__Requirements__
Copy each line that contains the word "marker".

** begin **

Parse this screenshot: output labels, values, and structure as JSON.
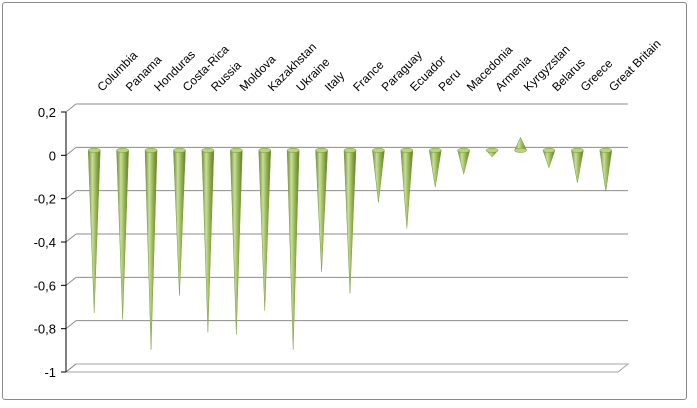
{
  "chart_data": {
    "type": "bar",
    "style": "3d-cone",
    "categories": [
      "Columbia",
      "Panama",
      "Honduras",
      "Costa-Rica",
      "Russia",
      "Moldova",
      "Kazakhstan",
      "Ukraine",
      "Italy",
      "France",
      "Paraguay",
      "Ecuador",
      "Peru",
      "Macedonia",
      "Armenia",
      "Kyrgyzstan",
      "Belarus",
      "Greece",
      "Great Britain"
    ],
    "values": [
      -0.75,
      -0.78,
      -0.92,
      -0.67,
      -0.84,
      -0.85,
      -0.74,
      -0.92,
      -0.56,
      -0.66,
      -0.24,
      -0.36,
      -0.17,
      -0.11,
      -0.03,
      0.06,
      -0.08,
      -0.15,
      -0.19
    ],
    "ylim": [
      -1,
      0.2
    ],
    "yticks": [
      "0,2",
      "0",
      "-0,2",
      "-0,4",
      "-0,6",
      "-0,8",
      "-1"
    ],
    "title": "",
    "xlabel": "",
    "ylabel": "",
    "grid": true,
    "legend": "none",
    "colors": {
      "cone_light": "#c9df9a",
      "cone_mid": "#9bbb59",
      "cone_dark": "#6f8c33",
      "grid": "#8c8c8c",
      "axis": "#000000"
    }
  }
}
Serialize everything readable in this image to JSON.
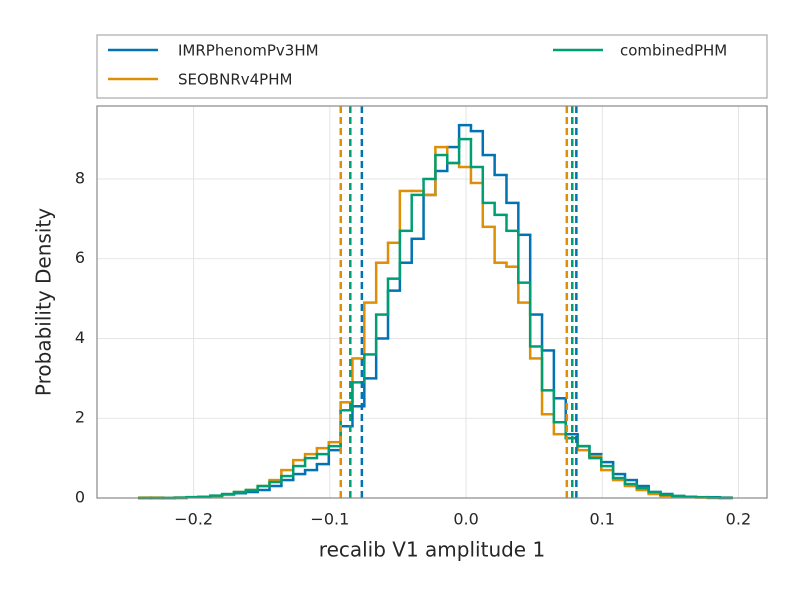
{
  "chart_data": {
    "type": "step-histogram",
    "xlabel": "recalib V1 amplitude 1",
    "ylabel": "Probability Density",
    "xlim": [
      -0.271,
      0.221
    ],
    "ylim": [
      0,
      9.83
    ],
    "xticks": [
      {
        "value": -0.2,
        "label": "−0.2"
      },
      {
        "value": -0.1,
        "label": "−0.1"
      },
      {
        "value": 0,
        "label": "0.0"
      },
      {
        "value": 0.1,
        "label": "0.1"
      },
      {
        "value": 0.2,
        "label": "0.2"
      }
    ],
    "yticks": [
      0,
      2,
      4,
      6,
      8
    ],
    "grid": true,
    "bins": [
      -0.24,
      -0.2313,
      -0.2226,
      -0.2139,
      -0.2052,
      -0.1965,
      -0.1878,
      -0.1791,
      -0.1704,
      -0.1617,
      -0.153,
      -0.1443,
      -0.1356,
      -0.1269,
      -0.1182,
      -0.1095,
      -0.1008,
      -0.0921,
      -0.0834,
      -0.0747,
      -0.066,
      -0.0573,
      -0.0486,
      -0.0399,
      -0.0312,
      -0.0225,
      -0.0138,
      -0.0051,
      0.0036,
      0.0123,
      0.021,
      0.0297,
      0.0384,
      0.0471,
      0.0558,
      0.0645,
      0.0732,
      0.0819,
      0.0906,
      0.0993,
      0.108,
      0.1167,
      0.1254,
      0.1341,
      0.1428,
      0.1515,
      0.1602,
      0.1689,
      0.1776,
      0.1863,
      0.195
    ],
    "series": [
      {
        "name": "IMRPhenomPv3HM",
        "color": "#0173b2",
        "quantiles": [
          -0.0765,
          0.081
        ],
        "values": [
          0,
          0,
          0,
          0,
          0.02,
          0.03,
          0.05,
          0.08,
          0.12,
          0.15,
          0.2,
          0.3,
          0.45,
          0.6,
          0.7,
          0.85,
          1.2,
          1.8,
          2.3,
          3.0,
          4.0,
          5.2,
          5.9,
          6.5,
          7.6,
          8.2,
          8.8,
          9.35,
          9.2,
          8.6,
          8.1,
          7.4,
          6.6,
          4.6,
          3.7,
          2.5,
          1.6,
          1.3,
          1.1,
          0.9,
          0.6,
          0.45,
          0.3,
          0.15,
          0.1,
          0.05,
          0.03,
          0.02,
          0.02,
          0.01
        ]
      },
      {
        "name": "SEOBNRv4PHM",
        "color": "#de8f05",
        "quantiles": [
          -0.092,
          0.074
        ],
        "values": [
          0.01,
          0.01,
          0,
          0.01,
          0.02,
          0.03,
          0.05,
          0.08,
          0.15,
          0.2,
          0.3,
          0.45,
          0.7,
          0.95,
          1.1,
          1.25,
          1.4,
          2.4,
          3.5,
          4.9,
          5.9,
          6.4,
          7.7,
          7.7,
          7.6,
          8.8,
          8.4,
          8.3,
          7.9,
          6.8,
          5.9,
          5.8,
          4.9,
          3.5,
          2.1,
          1.6,
          1.5,
          1.2,
          1.05,
          0.7,
          0.45,
          0.3,
          0.2,
          0.1,
          0.05,
          0.03,
          0.02,
          0.01,
          0,
          0
        ]
      },
      {
        "name": "combinedPHM",
        "color": "#029e73",
        "quantiles": [
          -0.085,
          0.078
        ],
        "values": [
          0,
          0,
          0,
          0.01,
          0.02,
          0.03,
          0.06,
          0.1,
          0.15,
          0.2,
          0.3,
          0.4,
          0.55,
          0.8,
          1.0,
          1.1,
          1.3,
          2.2,
          2.9,
          3.6,
          4.6,
          5.5,
          6.7,
          7.6,
          8.0,
          8.6,
          8.4,
          9.0,
          8.3,
          7.4,
          7.1,
          6.7,
          5.4,
          3.8,
          2.7,
          1.9,
          1.5,
          1.3,
          1.0,
          0.8,
          0.5,
          0.35,
          0.25,
          0.15,
          0.08,
          0.05,
          0.03,
          0.02,
          0.01,
          0
        ]
      }
    ]
  }
}
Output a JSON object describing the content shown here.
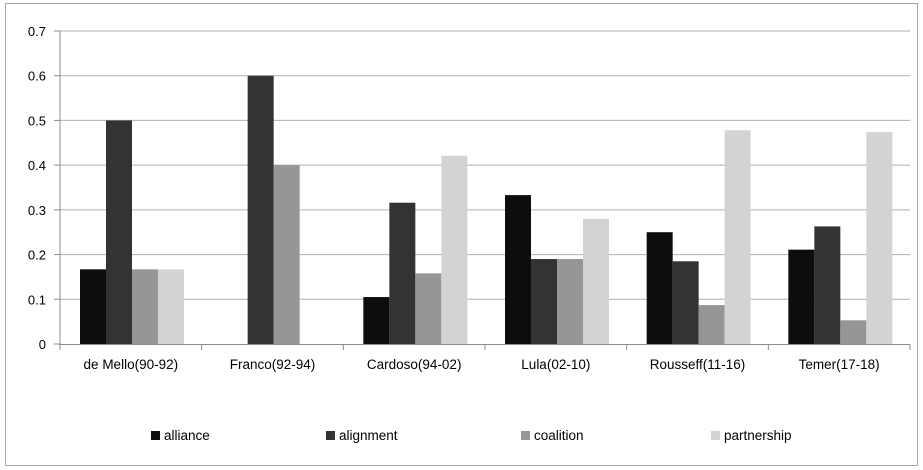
{
  "chart_data": {
    "type": "bar",
    "categories": [
      "de Mello(90-92)",
      "Franco(92-94)",
      "Cardoso(94-02)",
      "Lula(02-10)",
      "Rousseff(11-16)",
      "Temer(17-18)"
    ],
    "series": [
      {
        "name": "alliance",
        "color": "#0d0d0d",
        "values": [
          0.167,
          0,
          0.105,
          0.333,
          0.25,
          0.211
        ]
      },
      {
        "name": "alignment",
        "color": "#333333",
        "values": [
          0.5,
          0.6,
          0.316,
          0.19,
          0.185,
          0.263
        ]
      },
      {
        "name": "coalition",
        "color": "#969696",
        "values": [
          0.167,
          0.4,
          0.158,
          0.19,
          0.087,
          0.053
        ]
      },
      {
        "name": "partnership",
        "color": "#d3d3d3",
        "values": [
          0.167,
          0,
          0.421,
          0.28,
          0.478,
          0.474
        ]
      }
    ],
    "ylim": [
      0,
      0.7
    ],
    "yticks": [
      "0",
      "0.1",
      "0.2",
      "0.3",
      "0.4",
      "0.5",
      "0.6",
      "0.7"
    ],
    "grid": "horizontal",
    "legend_position": "bottom",
    "title": "",
    "xlabel": "",
    "ylabel": ""
  }
}
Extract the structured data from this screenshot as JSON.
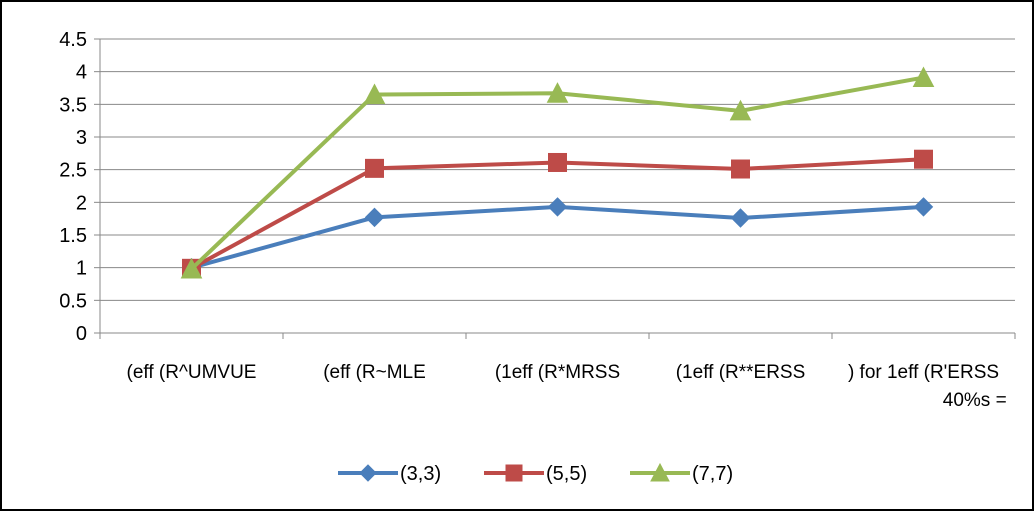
{
  "chart_data": {
    "type": "line",
    "categories": [
      [
        "(eff (R^UMVUE"
      ],
      [
        "(eff (R~MLE"
      ],
      [
        "(1eff (R*MRSS"
      ],
      [
        "(1eff (R**ERSS"
      ],
      [
        ") for 1eff (R'ERSS",
        "40%s ="
      ]
    ],
    "ylim": [
      0,
      4.5
    ],
    "yticks": [
      0,
      0.5,
      1,
      1.5,
      2,
      2.5,
      3,
      3.5,
      4,
      4.5
    ],
    "ytick_labels": [
      "0",
      "0.5",
      "1",
      "1.5",
      "2",
      "2.5",
      "3",
      "3.5",
      "4",
      "4.5"
    ],
    "grid": true,
    "legend_position": "bottom",
    "series": [
      {
        "name": "(3,3)",
        "color": "#4A7EBB",
        "marker": "diamond",
        "values": [
          1.0,
          1.77,
          1.93,
          1.76,
          1.93
        ]
      },
      {
        "name": "(5,5)",
        "color": "#BE4B48",
        "marker": "square",
        "values": [
          0.99,
          2.52,
          2.61,
          2.51,
          2.66
        ]
      },
      {
        "name": "(7,7)",
        "color": "#98B954",
        "marker": "triangle",
        "values": [
          0.98,
          3.65,
          3.67,
          3.4,
          3.91
        ]
      }
    ]
  }
}
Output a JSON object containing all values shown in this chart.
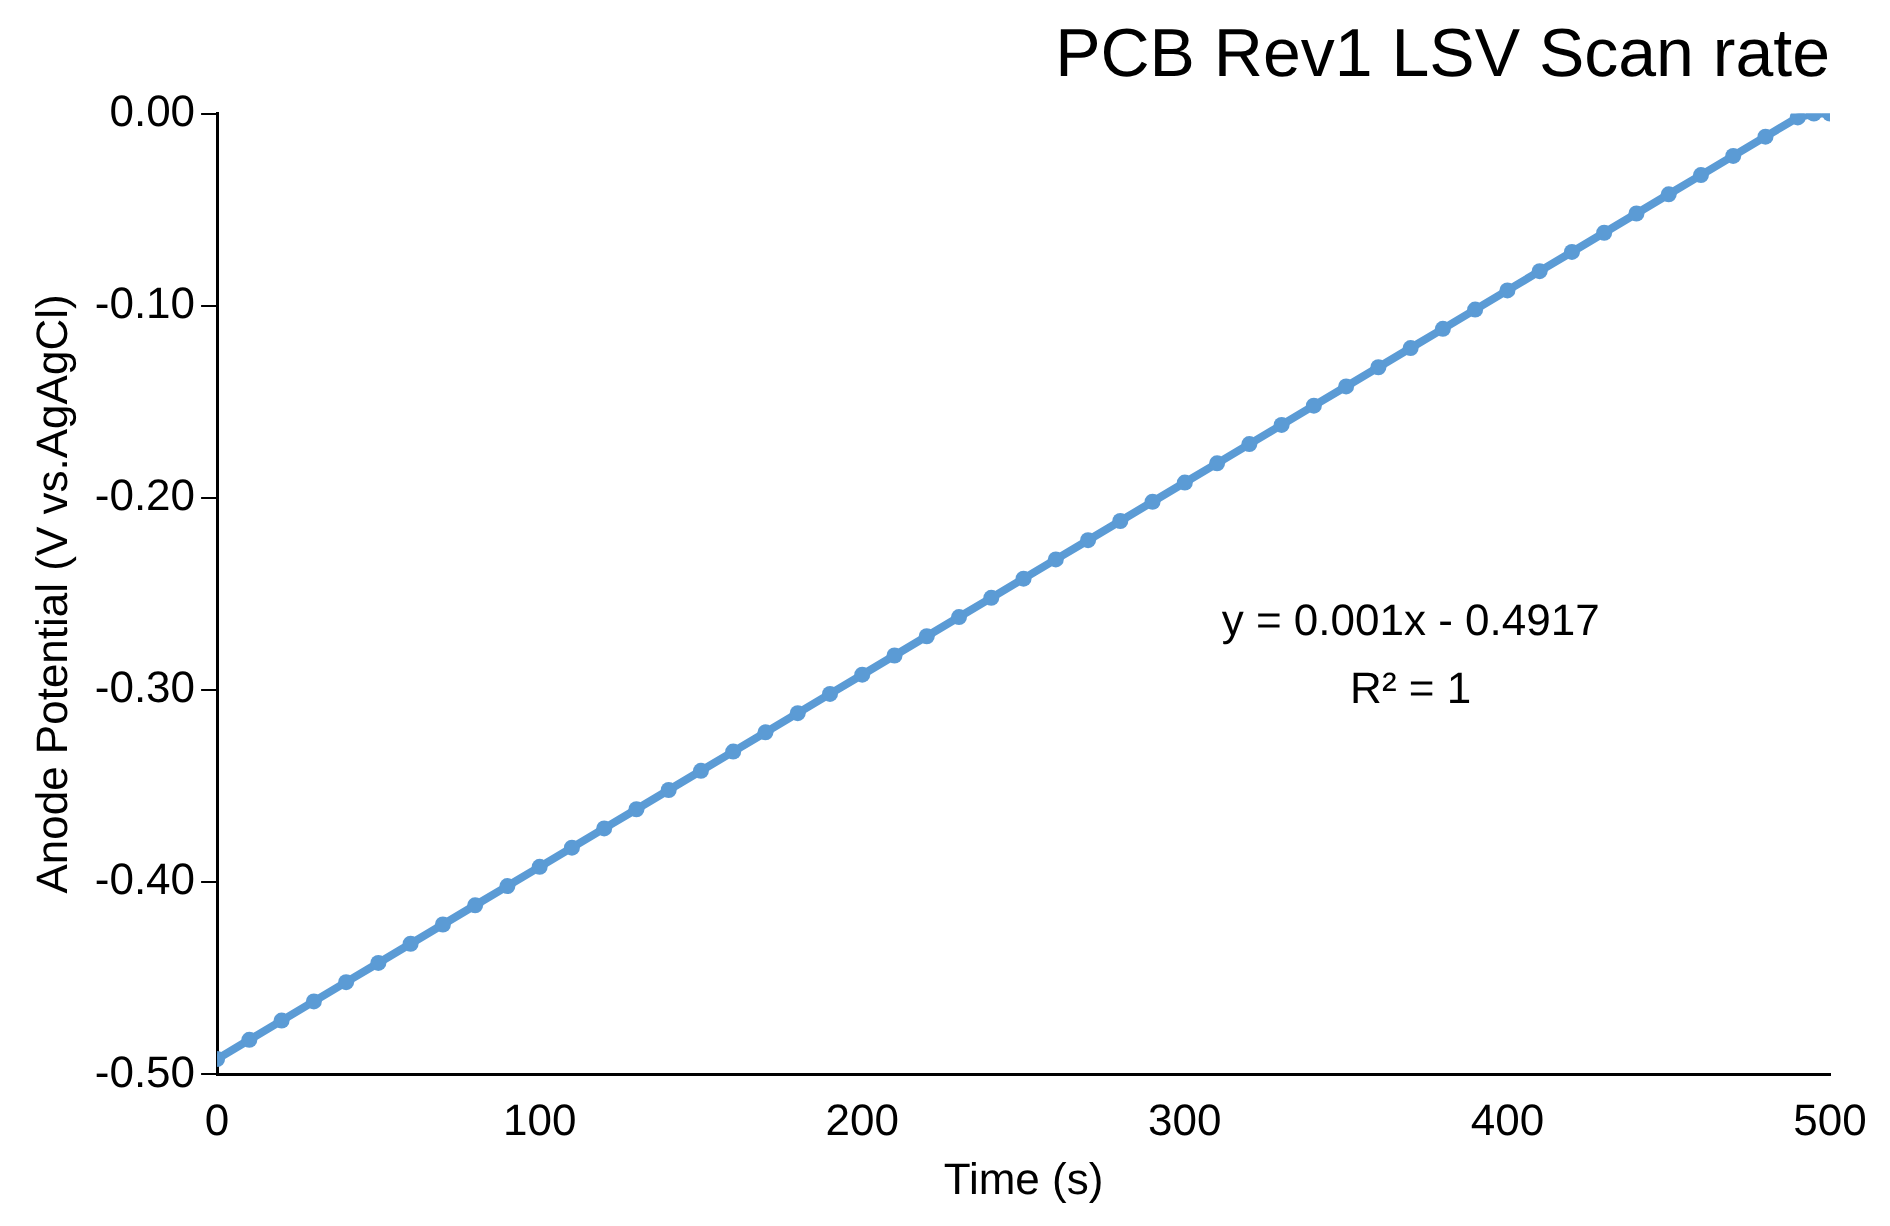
{
  "chart_data": {
    "type": "line",
    "title": "PCB Rev1 LSV Scan rate",
    "xlabel": "Time (s)",
    "ylabel": "Anode Potential (V vs.AgAgCl)",
    "x": [
      0,
      10,
      20,
      30,
      40,
      50,
      60,
      70,
      80,
      90,
      100,
      110,
      120,
      130,
      140,
      150,
      160,
      170,
      180,
      190,
      200,
      210,
      220,
      230,
      240,
      250,
      260,
      270,
      280,
      290,
      300,
      310,
      320,
      330,
      340,
      350,
      360,
      370,
      380,
      390,
      400,
      410,
      420,
      430,
      440,
      450,
      460,
      470,
      480,
      490,
      495,
      500
    ],
    "series": [
      {
        "color": "#5b9bd5",
        "values": [
          -0.492,
          -0.482,
          -0.472,
          -0.462,
          -0.452,
          -0.442,
          -0.432,
          -0.422,
          -0.412,
          -0.402,
          -0.392,
          -0.382,
          -0.372,
          -0.362,
          -0.352,
          -0.342,
          -0.332,
          -0.322,
          -0.312,
          -0.302,
          -0.292,
          -0.282,
          -0.272,
          -0.262,
          -0.252,
          -0.242,
          -0.232,
          -0.222,
          -0.212,
          -0.202,
          -0.192,
          -0.182,
          -0.172,
          -0.162,
          -0.152,
          -0.142,
          -0.132,
          -0.122,
          -0.112,
          -0.102,
          -0.092,
          -0.082,
          -0.072,
          -0.062,
          -0.052,
          -0.042,
          -0.032,
          -0.022,
          -0.012,
          -0.002,
          0,
          0
        ]
      }
    ],
    "xlim": [
      0,
      500
    ],
    "xticks": [
      0,
      100,
      200,
      300,
      400,
      500
    ],
    "ylim": [
      -0.5,
      0
    ],
    "yticks": [
      {
        "value": -0.5,
        "label": "-0.50"
      },
      {
        "value": -0.4,
        "label": "-0.40"
      },
      {
        "value": -0.3,
        "label": "-0.30"
      },
      {
        "value": -0.2,
        "label": "-0.20"
      },
      {
        "value": -0.1,
        "label": "-0.10"
      },
      {
        "value": 0,
        "label": "0.00"
      }
    ],
    "annotations": [
      "y = 0.001x - 0.4917",
      "R² = 1"
    ],
    "grid": false,
    "legend": false,
    "marker": "circle",
    "line_style": "solid"
  }
}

** end **

__Exercise result__
        "marker": "diamond",
        "marker": "square",
        "marker": "triangle",
    "marker": "circle",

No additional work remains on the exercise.